- _Aim_: All of the material should be reproduced exactly, with pictures left out.

## Begin Data excerpts

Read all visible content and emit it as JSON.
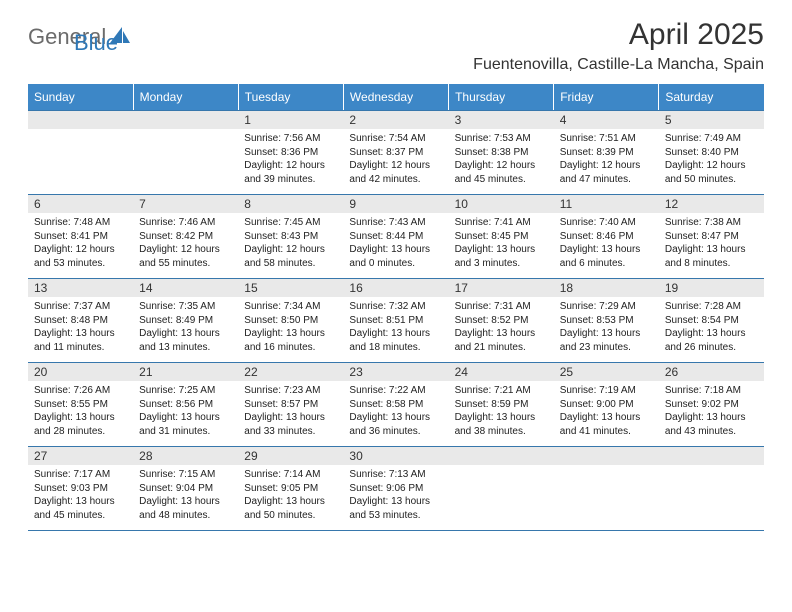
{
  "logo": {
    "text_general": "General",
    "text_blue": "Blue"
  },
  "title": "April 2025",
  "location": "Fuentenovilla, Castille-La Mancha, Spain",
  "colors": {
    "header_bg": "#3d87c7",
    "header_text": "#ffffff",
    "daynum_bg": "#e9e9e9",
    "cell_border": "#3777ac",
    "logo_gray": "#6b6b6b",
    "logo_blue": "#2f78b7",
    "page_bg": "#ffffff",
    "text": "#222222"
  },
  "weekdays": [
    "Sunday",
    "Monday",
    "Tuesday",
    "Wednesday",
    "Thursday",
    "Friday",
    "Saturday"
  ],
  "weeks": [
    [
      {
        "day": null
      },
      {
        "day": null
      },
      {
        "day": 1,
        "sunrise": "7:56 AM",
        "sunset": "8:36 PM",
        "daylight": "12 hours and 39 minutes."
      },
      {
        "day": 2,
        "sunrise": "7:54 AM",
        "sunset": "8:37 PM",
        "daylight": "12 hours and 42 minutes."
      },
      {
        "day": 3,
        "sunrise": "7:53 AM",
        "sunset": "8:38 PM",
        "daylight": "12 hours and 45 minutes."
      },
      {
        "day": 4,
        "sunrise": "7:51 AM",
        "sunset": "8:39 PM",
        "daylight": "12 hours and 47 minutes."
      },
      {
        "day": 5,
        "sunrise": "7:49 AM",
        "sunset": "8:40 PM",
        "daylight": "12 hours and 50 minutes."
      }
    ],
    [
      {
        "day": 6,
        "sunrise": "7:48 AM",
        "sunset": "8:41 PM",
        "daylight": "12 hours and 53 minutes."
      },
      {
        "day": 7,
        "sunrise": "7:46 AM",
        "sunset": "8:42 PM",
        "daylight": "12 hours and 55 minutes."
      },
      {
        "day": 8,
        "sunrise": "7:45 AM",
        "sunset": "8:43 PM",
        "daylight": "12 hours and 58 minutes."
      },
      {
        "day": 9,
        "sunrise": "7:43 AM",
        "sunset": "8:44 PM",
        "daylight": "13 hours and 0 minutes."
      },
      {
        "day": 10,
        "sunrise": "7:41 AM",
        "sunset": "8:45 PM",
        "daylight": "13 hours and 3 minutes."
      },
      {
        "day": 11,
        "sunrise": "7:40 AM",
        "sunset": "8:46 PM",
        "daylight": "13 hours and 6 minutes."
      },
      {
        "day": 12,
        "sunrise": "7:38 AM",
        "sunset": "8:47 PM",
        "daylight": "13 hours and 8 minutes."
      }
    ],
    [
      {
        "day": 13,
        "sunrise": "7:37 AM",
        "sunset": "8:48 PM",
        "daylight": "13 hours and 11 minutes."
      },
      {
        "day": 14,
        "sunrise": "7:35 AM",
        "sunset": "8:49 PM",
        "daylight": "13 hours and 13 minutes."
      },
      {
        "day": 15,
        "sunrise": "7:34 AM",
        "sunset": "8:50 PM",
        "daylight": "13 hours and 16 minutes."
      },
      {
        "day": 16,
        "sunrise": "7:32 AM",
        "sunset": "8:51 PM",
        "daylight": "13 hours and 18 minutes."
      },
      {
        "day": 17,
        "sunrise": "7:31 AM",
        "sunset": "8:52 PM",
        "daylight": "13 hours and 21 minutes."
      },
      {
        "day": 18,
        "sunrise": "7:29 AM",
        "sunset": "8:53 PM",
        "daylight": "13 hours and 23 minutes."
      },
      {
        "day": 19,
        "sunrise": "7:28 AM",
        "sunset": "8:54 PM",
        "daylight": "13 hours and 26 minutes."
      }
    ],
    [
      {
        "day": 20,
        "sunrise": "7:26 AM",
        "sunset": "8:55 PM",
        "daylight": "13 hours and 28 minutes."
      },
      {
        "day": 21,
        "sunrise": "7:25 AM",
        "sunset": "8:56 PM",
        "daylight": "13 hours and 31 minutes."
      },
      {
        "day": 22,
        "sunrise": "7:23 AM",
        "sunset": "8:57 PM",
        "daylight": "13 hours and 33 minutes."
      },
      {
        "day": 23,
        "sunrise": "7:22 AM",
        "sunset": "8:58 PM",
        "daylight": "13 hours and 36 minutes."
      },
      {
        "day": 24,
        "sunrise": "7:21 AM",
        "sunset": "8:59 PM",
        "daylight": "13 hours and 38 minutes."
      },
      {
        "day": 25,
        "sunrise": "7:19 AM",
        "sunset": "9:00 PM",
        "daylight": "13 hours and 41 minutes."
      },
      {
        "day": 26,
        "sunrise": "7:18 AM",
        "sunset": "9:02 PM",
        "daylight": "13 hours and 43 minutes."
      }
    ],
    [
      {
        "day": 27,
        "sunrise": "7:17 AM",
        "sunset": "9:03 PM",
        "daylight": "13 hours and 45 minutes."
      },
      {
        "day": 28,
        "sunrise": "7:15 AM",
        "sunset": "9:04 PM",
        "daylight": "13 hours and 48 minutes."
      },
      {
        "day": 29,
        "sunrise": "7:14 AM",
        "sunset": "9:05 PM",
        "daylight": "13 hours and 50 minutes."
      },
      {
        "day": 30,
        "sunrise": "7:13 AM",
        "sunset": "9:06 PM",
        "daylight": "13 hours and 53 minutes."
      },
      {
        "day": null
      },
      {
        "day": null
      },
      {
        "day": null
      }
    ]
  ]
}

## End Data excerpts

- _Written response_:
Read all visible content and emit it as JSON.
{
  "logo": {
    "text_general": "General",
    "text_blue": "Blue"
  },
  "title": "April 2025",
  "location": "Fuentenovilla, Castille-La Mancha, Spain",
  "colors": {
    "header_bg": "#3d87c7",
    "header_text": "#ffffff",
    "daynum_bg": "#e9e9e9",
    "cell_border": "#3777ac",
    "logo_gray": "#6b6b6b",
    "logo_blue": "#2f78b7",
    "page_bg": "#ffffff",
    "text": "#222222"
  },
  "weekdays": [
    "Sunday",
    "Monday",
    "Tuesday",
    "Wednesday",
    "Thursday",
    "Friday",
    "Saturday"
  ],
  "weeks": [
    [
      {
        "day": null
      },
      {
        "day": null
      },
      {
        "day": 1,
        "sunrise": "7:56 AM",
        "sunset": "8:36 PM",
        "daylight": "12 hours and 39 minutes."
      },
      {
        "day": 2,
        "sunrise": "7:54 AM",
        "sunset": "8:37 PM",
        "daylight": "12 hours and 42 minutes."
      },
      {
        "day": 3,
        "sunrise": "7:53 AM",
        "sunset": "8:38 PM",
        "daylight": "12 hours and 45 minutes."
      },
      {
        "day": 4,
        "sunrise": "7:51 AM",
        "sunset": "8:39 PM",
        "daylight": "12 hours and 47 minutes."
      },
      {
        "day": 5,
        "sunrise": "7:49 AM",
        "sunset": "8:40 PM",
        "daylight": "12 hours and 50 minutes."
      }
    ],
    [
      {
        "day": 6,
        "sunrise": "7:48 AM",
        "sunset": "8:41 PM",
        "daylight": "12 hours and 53 minutes."
      },
      {
        "day": 7,
        "sunrise": "7:46 AM",
        "sunset": "8:42 PM",
        "daylight": "12 hours and 55 minutes."
      },
      {
        "day": 8,
        "sunrise": "7:45 AM",
        "sunset": "8:43 PM",
        "daylight": "12 hours and 58 minutes."
      },
      {
        "day": 9,
        "sunrise": "7:43 AM",
        "sunset": "8:44 PM",
        "daylight": "13 hours and 0 minutes."
      },
      {
        "day": 10,
        "sunrise": "7:41 AM",
        "sunset": "8:45 PM",
        "daylight": "13 hours and 3 minutes."
      },
      {
        "day": 11,
        "sunrise": "7:40 AM",
        "sunset": "8:46 PM",
        "daylight": "13 hours and 6 minutes."
      },
      {
        "day": 12,
        "sunrise": "7:38 AM",
        "sunset": "8:47 PM",
        "daylight": "13 hours and 8 minutes."
      }
    ],
    [
      {
        "day": 13,
        "sunrise": "7:37 AM",
        "sunset": "8:48 PM",
        "daylight": "13 hours and 11 minutes."
      },
      {
        "day": 14,
        "sunrise": "7:35 AM",
        "sunset": "8:49 PM",
        "daylight": "13 hours and 13 minutes."
      },
      {
        "day": 15,
        "sunrise": "7:34 AM",
        "sunset": "8:50 PM",
        "daylight": "13 hours and 16 minutes."
      },
      {
        "day": 16,
        "sunrise": "7:32 AM",
        "sunset": "8:51 PM",
        "daylight": "13 hours and 18 minutes."
      },
      {
        "day": 17,
        "sunrise": "7:31 AM",
        "sunset": "8:52 PM",
        "daylight": "13 hours and 21 minutes."
      },
      {
        "day": 18,
        "sunrise": "7:29 AM",
        "sunset": "8:53 PM",
        "daylight": "13 hours and 23 minutes."
      },
      {
        "day": 19,
        "sunrise": "7:28 AM",
        "sunset": "8:54 PM",
        "daylight": "13 hours and 26 minutes."
      }
    ],
    [
      {
        "day": 20,
        "sunrise": "7:26 AM",
        "sunset": "8:55 PM",
        "daylight": "13 hours and 28 minutes."
      },
      {
        "day": 21,
        "sunrise": "7:25 AM",
        "sunset": "8:56 PM",
        "daylight": "13 hours and 31 minutes."
      },
      {
        "day": 22,
        "sunrise": "7:23 AM",
        "sunset": "8:57 PM",
        "daylight": "13 hours and 33 minutes."
      },
      {
        "day": 23,
        "sunrise": "7:22 AM",
        "sunset": "8:58 PM",
        "daylight": "13 hours and 36 minutes."
      },
      {
        "day": 24,
        "sunrise": "7:21 AM",
        "sunset": "8:59 PM",
        "daylight": "13 hours and 38 minutes."
      },
      {
        "day": 25,
        "sunrise": "7:19 AM",
        "sunset": "9:00 PM",
        "daylight": "13 hours and 41 minutes."
      },
      {
        "day": 26,
        "sunrise": "7:18 AM",
        "sunset": "9:02 PM",
        "daylight": "13 hours and 43 minutes."
      }
    ],
    [
      {
        "day": 27,
        "sunrise": "7:17 AM",
        "sunset": "9:03 PM",
        "daylight": "13 hours and 45 minutes."
      },
      {
        "day": 28,
        "sunrise": "7:15 AM",
        "sunset": "9:04 PM",
        "daylight": "13 hours and 48 minutes."
      },
      {
        "day": 29,
        "sunrise": "7:14 AM",
        "sunset": "9:05 PM",
        "daylight": "13 hours and 50 minutes."
      },
      {
        "day": 30,
        "sunrise": "7:13 AM",
        "sunset": "9:06 PM",
        "daylight": "13 hours and 53 minutes."
      },
      {
        "day": null
      },
      {
        "day": null
      },
      {
        "day": null
      }
    ]
  ]
}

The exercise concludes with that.